What to produce — Copy the records below verbatim, line for line, from the first through the last.
-------- Given data
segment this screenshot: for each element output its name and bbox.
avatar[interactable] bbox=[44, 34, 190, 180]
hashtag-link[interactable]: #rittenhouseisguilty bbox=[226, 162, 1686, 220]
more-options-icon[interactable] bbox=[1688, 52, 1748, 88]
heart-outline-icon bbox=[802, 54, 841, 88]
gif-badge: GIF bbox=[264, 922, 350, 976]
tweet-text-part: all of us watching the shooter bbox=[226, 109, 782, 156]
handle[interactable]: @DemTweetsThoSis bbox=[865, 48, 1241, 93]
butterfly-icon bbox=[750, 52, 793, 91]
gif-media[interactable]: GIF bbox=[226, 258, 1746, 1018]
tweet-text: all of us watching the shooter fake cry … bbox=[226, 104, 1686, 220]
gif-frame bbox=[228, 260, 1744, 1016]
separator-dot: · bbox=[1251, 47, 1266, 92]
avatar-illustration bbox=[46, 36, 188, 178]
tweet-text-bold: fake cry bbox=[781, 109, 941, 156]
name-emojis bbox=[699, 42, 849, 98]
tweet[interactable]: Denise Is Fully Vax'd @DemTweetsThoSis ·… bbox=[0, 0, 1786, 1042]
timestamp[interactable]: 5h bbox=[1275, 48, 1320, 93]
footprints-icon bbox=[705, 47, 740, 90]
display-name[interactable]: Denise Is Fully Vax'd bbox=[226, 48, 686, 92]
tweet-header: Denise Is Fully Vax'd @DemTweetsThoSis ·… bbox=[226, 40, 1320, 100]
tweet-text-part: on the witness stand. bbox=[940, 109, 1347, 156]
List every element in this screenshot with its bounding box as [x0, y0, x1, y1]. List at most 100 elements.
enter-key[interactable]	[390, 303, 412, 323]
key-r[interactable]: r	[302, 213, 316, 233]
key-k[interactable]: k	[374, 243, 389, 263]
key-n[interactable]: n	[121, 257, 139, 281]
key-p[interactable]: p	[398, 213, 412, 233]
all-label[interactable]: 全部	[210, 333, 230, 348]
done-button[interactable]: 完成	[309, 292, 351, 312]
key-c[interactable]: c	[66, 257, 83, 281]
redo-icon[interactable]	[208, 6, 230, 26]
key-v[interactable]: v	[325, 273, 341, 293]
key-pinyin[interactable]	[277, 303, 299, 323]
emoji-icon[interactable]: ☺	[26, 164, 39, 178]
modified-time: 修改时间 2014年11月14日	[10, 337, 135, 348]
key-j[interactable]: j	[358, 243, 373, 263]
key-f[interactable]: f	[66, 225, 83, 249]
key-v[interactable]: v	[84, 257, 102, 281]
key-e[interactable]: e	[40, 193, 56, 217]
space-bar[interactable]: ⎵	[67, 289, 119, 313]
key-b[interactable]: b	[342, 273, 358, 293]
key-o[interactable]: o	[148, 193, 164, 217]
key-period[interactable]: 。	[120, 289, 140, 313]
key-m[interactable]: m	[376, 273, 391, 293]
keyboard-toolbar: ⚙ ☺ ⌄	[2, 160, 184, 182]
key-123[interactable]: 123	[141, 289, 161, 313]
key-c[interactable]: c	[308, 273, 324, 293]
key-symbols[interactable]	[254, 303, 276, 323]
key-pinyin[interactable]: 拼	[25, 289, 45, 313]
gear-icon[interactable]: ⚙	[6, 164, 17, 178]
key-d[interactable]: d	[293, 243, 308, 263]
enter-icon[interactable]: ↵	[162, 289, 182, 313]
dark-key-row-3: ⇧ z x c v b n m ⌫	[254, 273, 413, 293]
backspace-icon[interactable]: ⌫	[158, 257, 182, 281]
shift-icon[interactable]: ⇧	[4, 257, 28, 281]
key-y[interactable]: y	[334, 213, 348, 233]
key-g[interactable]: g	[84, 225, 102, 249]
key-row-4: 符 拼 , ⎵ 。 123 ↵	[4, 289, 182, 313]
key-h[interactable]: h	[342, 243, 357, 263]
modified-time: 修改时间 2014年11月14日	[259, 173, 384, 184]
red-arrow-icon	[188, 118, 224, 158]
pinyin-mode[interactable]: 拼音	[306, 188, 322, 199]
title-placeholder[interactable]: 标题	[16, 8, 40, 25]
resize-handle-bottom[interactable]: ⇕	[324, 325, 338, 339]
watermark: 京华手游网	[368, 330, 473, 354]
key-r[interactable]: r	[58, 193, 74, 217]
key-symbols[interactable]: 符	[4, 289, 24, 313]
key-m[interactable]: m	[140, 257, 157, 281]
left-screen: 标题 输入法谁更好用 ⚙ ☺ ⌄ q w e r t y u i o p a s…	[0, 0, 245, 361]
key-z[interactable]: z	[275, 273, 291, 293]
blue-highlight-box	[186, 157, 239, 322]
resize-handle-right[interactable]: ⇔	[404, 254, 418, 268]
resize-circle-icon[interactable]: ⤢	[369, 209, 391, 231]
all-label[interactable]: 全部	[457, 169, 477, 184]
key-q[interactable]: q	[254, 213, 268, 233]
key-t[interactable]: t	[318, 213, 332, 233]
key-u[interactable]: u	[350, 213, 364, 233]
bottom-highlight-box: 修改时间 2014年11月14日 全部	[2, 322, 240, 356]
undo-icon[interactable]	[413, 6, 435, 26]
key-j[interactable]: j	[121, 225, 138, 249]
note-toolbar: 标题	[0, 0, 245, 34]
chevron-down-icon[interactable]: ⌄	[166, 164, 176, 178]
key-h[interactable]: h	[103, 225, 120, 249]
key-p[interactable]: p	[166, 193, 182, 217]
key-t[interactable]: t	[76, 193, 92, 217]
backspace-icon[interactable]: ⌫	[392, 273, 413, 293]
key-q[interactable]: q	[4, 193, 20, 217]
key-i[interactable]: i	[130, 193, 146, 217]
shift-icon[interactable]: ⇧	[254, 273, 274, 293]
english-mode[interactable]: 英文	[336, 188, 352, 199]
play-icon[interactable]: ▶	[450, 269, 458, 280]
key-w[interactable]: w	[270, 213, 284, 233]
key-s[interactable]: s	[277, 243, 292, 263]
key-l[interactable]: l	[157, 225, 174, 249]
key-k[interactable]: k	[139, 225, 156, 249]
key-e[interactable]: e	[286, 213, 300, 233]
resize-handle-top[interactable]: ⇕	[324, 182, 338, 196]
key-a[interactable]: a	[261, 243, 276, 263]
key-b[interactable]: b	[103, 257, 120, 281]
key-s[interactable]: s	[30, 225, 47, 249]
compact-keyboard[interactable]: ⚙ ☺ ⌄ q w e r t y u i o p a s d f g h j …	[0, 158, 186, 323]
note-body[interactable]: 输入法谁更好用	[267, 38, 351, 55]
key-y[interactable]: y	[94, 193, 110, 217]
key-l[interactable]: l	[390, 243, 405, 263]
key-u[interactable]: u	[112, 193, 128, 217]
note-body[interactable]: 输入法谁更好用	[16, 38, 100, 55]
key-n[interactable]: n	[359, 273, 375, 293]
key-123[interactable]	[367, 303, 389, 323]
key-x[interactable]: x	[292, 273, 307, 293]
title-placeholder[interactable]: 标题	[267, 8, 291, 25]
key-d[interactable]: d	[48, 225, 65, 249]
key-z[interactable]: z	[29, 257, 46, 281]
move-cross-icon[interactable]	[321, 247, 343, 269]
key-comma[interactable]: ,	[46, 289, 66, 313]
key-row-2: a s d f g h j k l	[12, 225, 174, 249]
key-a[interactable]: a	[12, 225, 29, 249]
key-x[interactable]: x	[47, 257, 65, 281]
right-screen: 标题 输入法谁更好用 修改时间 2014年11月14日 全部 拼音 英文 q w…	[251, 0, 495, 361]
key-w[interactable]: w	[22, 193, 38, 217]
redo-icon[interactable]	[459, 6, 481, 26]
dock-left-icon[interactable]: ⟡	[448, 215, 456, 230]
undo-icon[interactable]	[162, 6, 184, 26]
----------------
Solution to this task —
segment this screenshot: for each element output its name and bbox.
avatar[interactable] bbox=[44, 34, 190, 180]
hashtag-link[interactable]: #rittenhouseisguilty bbox=[226, 162, 1686, 220]
more-options-icon[interactable] bbox=[1688, 52, 1748, 88]
heart-outline-icon bbox=[802, 54, 841, 88]
gif-badge: GIF bbox=[264, 922, 350, 976]
tweet-text-part: all of us watching the shooter bbox=[226, 109, 782, 156]
handle[interactable]: @DemTweetsThoSis bbox=[865, 48, 1241, 93]
butterfly-icon bbox=[750, 52, 793, 91]
gif-media[interactable]: GIF bbox=[226, 258, 1746, 1018]
tweet-text: all of us watching the shooter fake cry … bbox=[226, 104, 1686, 220]
gif-frame bbox=[228, 260, 1744, 1016]
separator-dot: · bbox=[1251, 47, 1266, 92]
avatar-illustration bbox=[46, 36, 188, 178]
tweet-text-bold: fake cry bbox=[781, 109, 941, 156]
name-emojis bbox=[699, 42, 849, 98]
tweet[interactable]: Denise Is Fully Vax'd @DemTweetsThoSis ·… bbox=[0, 0, 1786, 1042]
timestamp[interactable]: 5h bbox=[1275, 48, 1320, 93]
footprints-icon bbox=[705, 47, 740, 90]
display-name[interactable]: Denise Is Fully Vax'd bbox=[226, 48, 686, 92]
tweet-header: Denise Is Fully Vax'd @DemTweetsThoSis ·… bbox=[226, 40, 1320, 100]
tweet-text-part: on the witness stand. bbox=[940, 109, 1347, 156]
List every element in this screenshot with its bounding box as [x0, y0, x1, y1]. List at most 100 elements.
enter-key[interactable]	[390, 303, 412, 323]
key-r[interactable]: r	[302, 213, 316, 233]
key-k[interactable]: k	[374, 243, 389, 263]
key-n[interactable]: n	[121, 257, 139, 281]
key-p[interactable]: p	[398, 213, 412, 233]
all-label[interactable]: 全部	[210, 333, 230, 348]
done-button[interactable]: 完成	[309, 292, 351, 312]
key-c[interactable]: c	[66, 257, 83, 281]
redo-icon[interactable]	[208, 6, 230, 26]
key-v[interactable]: v	[325, 273, 341, 293]
key-pinyin[interactable]	[277, 303, 299, 323]
emoji-icon[interactable]: ☺	[26, 164, 39, 178]
modified-time: 修改时间 2014年11月14日	[10, 337, 135, 348]
key-j[interactable]: j	[358, 243, 373, 263]
key-f[interactable]: f	[66, 225, 83, 249]
key-v[interactable]: v	[84, 257, 102, 281]
key-e[interactable]: e	[40, 193, 56, 217]
space-bar[interactable]: ⎵	[67, 289, 119, 313]
key-b[interactable]: b	[342, 273, 358, 293]
key-o[interactable]: o	[148, 193, 164, 217]
key-period[interactable]: 。	[120, 289, 140, 313]
key-m[interactable]: m	[376, 273, 391, 293]
keyboard-toolbar: ⚙ ☺ ⌄	[2, 160, 184, 182]
key-123[interactable]: 123	[141, 289, 161, 313]
key-c[interactable]: c	[308, 273, 324, 293]
key-symbols[interactable]	[254, 303, 276, 323]
key-pinyin[interactable]: 拼	[25, 289, 45, 313]
gear-icon[interactable]: ⚙	[6, 164, 17, 178]
key-d[interactable]: d	[293, 243, 308, 263]
enter-icon[interactable]: ↵	[162, 289, 182, 313]
dark-key-row-3: ⇧ z x c v b n m ⌫	[254, 273, 413, 293]
backspace-icon[interactable]: ⌫	[158, 257, 182, 281]
shift-icon[interactable]: ⇧	[4, 257, 28, 281]
key-y[interactable]: y	[334, 213, 348, 233]
key-g[interactable]: g	[84, 225, 102, 249]
key-row-4: 符 拼 , ⎵ 。 123 ↵	[4, 289, 182, 313]
key-h[interactable]: h	[342, 243, 357, 263]
modified-time: 修改时间 2014年11月14日	[259, 173, 384, 184]
red-arrow-icon	[188, 118, 224, 158]
pinyin-mode[interactable]: 拼音	[306, 188, 322, 199]
title-placeholder[interactable]: 标题	[16, 8, 40, 25]
resize-handle-bottom[interactable]: ⇕	[324, 325, 338, 339]
watermark: 京华手游网	[368, 330, 473, 354]
key-r[interactable]: r	[58, 193, 74, 217]
key-symbols[interactable]: 符	[4, 289, 24, 313]
key-m[interactable]: m	[140, 257, 157, 281]
left-screen: 标题 输入法谁更好用 ⚙ ☺ ⌄ q w e r t y u i o p a s…	[0, 0, 245, 361]
key-z[interactable]: z	[275, 273, 291, 293]
blue-highlight-box	[186, 157, 239, 322]
resize-handle-right[interactable]: ⇔	[404, 254, 418, 268]
resize-circle-icon[interactable]: ⤢	[369, 209, 391, 231]
all-label[interactable]: 全部	[457, 169, 477, 184]
key-q[interactable]: q	[254, 213, 268, 233]
key-t[interactable]: t	[318, 213, 332, 233]
key-u[interactable]: u	[350, 213, 364, 233]
bottom-highlight-box: 修改时间 2014年11月14日 全部	[2, 322, 240, 356]
undo-icon[interactable]	[413, 6, 435, 26]
key-j[interactable]: j	[121, 225, 138, 249]
note-toolbar: 标题	[0, 0, 245, 34]
chevron-down-icon[interactable]: ⌄	[166, 164, 176, 178]
key-h[interactable]: h	[103, 225, 120, 249]
key-p[interactable]: p	[166, 193, 182, 217]
key-t[interactable]: t	[76, 193, 92, 217]
backspace-icon[interactable]: ⌫	[392, 273, 413, 293]
key-q[interactable]: q	[4, 193, 20, 217]
key-i[interactable]: i	[130, 193, 146, 217]
shift-icon[interactable]: ⇧	[254, 273, 274, 293]
english-mode[interactable]: 英文	[336, 188, 352, 199]
play-icon[interactable]: ▶	[450, 269, 458, 280]
key-w[interactable]: w	[270, 213, 284, 233]
key-s[interactable]: s	[277, 243, 292, 263]
key-l[interactable]: l	[157, 225, 174, 249]
key-k[interactable]: k	[139, 225, 156, 249]
key-e[interactable]: e	[286, 213, 300, 233]
resize-handle-top[interactable]: ⇕	[324, 182, 338, 196]
key-a[interactable]: a	[261, 243, 276, 263]
key-b[interactable]: b	[103, 257, 120, 281]
key-s[interactable]: s	[30, 225, 47, 249]
compact-keyboard[interactable]: ⚙ ☺ ⌄ q w e r t y u i o p a s d f g h j …	[0, 158, 186, 323]
note-body[interactable]: 输入法谁更好用	[267, 38, 351, 55]
key-y[interactable]: y	[94, 193, 110, 217]
key-l[interactable]: l	[390, 243, 405, 263]
key-u[interactable]: u	[112, 193, 128, 217]
note-body[interactable]: 输入法谁更好用	[16, 38, 100, 55]
key-n[interactable]: n	[359, 273, 375, 293]
key-123[interactable]	[367, 303, 389, 323]
key-x[interactable]: x	[292, 273, 307, 293]
title-placeholder[interactable]: 标题	[267, 8, 291, 25]
key-d[interactable]: d	[48, 225, 65, 249]
key-z[interactable]: z	[29, 257, 46, 281]
move-cross-icon[interactable]	[321, 247, 343, 269]
key-comma[interactable]: ,	[46, 289, 66, 313]
key-row-2: a s d f g h j k l	[12, 225, 174, 249]
key-a[interactable]: a	[12, 225, 29, 249]
key-x[interactable]: x	[47, 257, 65, 281]
right-screen: 标题 输入法谁更好用 修改时间 2014年11月14日 全部 拼音 英文 q w…	[251, 0, 495, 361]
key-w[interactable]: w	[22, 193, 38, 217]
redo-icon[interactable]	[459, 6, 481, 26]
dock-left-icon[interactable]: ⟡	[448, 215, 456, 230]
undo-icon[interactable]	[162, 6, 184, 26]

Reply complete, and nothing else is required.